[Figure data in JSON]
================================

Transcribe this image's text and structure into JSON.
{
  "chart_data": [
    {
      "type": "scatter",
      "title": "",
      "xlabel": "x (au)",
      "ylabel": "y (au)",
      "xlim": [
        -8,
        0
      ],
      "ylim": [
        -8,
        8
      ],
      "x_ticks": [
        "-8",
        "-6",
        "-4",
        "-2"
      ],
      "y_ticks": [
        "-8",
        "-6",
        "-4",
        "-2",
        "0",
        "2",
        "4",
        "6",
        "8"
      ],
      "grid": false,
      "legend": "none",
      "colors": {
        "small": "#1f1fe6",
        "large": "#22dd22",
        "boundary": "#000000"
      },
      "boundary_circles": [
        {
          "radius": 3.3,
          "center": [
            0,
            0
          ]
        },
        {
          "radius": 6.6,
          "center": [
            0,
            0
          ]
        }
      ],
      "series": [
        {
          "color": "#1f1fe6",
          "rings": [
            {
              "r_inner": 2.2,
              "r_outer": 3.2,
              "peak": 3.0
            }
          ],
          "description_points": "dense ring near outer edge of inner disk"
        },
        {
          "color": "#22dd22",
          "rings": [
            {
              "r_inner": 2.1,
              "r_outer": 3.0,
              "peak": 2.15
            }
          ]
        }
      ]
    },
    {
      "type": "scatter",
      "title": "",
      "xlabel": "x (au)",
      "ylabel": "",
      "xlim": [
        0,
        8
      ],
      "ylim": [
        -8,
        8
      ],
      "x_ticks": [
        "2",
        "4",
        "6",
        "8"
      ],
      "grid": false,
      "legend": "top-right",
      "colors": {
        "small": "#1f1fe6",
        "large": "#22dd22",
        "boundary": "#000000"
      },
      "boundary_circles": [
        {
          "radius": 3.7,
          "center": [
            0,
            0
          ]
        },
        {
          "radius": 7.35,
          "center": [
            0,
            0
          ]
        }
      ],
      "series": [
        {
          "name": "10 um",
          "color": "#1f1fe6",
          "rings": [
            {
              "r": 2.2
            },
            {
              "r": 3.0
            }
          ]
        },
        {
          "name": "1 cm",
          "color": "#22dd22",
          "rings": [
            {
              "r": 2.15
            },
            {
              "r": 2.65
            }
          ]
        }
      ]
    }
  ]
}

================================

■ GIVEN EXERCISE: Return each line of the data exactly as written above.

■ RESULT OF THE EXERCISE:
Transcribe this image's text and structure into JSON.
{
  "chart_data": [
    {
      "type": "scatter",
      "title": "",
      "xlabel": "x (au)",
      "ylabel": "y (au)",
      "xlim": [
        -8,
        0
      ],
      "ylim": [
        -8,
        8
      ],
      "x_ticks": [
        "-8",
        "-6",
        "-4",
        "-2"
      ],
      "y_ticks": [
        "-8",
        "-6",
        "-4",
        "-2",
        "0",
        "2",
        "4",
        "6",
        "8"
      ],
      "grid": false,
      "legend": "none",
      "colors": {
        "small": "#1f1fe6",
        "large": "#22dd22",
        "boundary": "#000000"
      },
      "boundary_circles": [
        {
          "radius": 3.3,
          "center": [
            0,
            0
          ]
        },
        {
          "radius": 6.6,
          "center": [
            0,
            0
          ]
        }
      ],
      "series": [
        {
          "color": "#1f1fe6",
          "rings": [
            {
              "r_inner": 2.2,
              "r_outer": 3.2,
              "peak": 3.0
            }
          ],
          "description_points": "dense ring near outer edge of inner disk"
        },
        {
          "color": "#22dd22",
          "rings": [
            {
              "r_inner": 2.1,
              "r_outer": 3.0,
              "peak": 2.15
            }
          ]
        }
      ]
    },
    {
      "type": "scatter",
      "title": "",
      "xlabel": "x (au)",
      "ylabel": "",
      "xlim": [
        0,
        8
      ],
      "ylim": [
        -8,
        8
      ],
      "x_ticks": [
        "2",
        "4",
        "6",
        "8"
      ],
      "grid": false,
      "legend": "top-right",
      "colors": {
        "small": "#1f1fe6",
        "large": "#22dd22",
        "boundary": "#000000"
      },
      "boundary_circles": [
        {
          "radius": 3.7,
          "center": [
            0,
            0
          ]
        },
        {
          "radius": 7.35,
          "center": [
            0,
            0
          ]
        }
      ],
      "series": [
        {
          "name": "10 um",
          "color": "#1f1fe6",
          "rings": [
            {
              "r": 2.2
            },
            {
              "r": 3.0
            }
          ]
        },
        {
          "name": "1 cm",
          "color": "#22dd22",
          "rings": [
            {
              "r": 2.15
            },
            {
              "r": 2.65
            }
          ]
        }
      ]
    }
  ]
}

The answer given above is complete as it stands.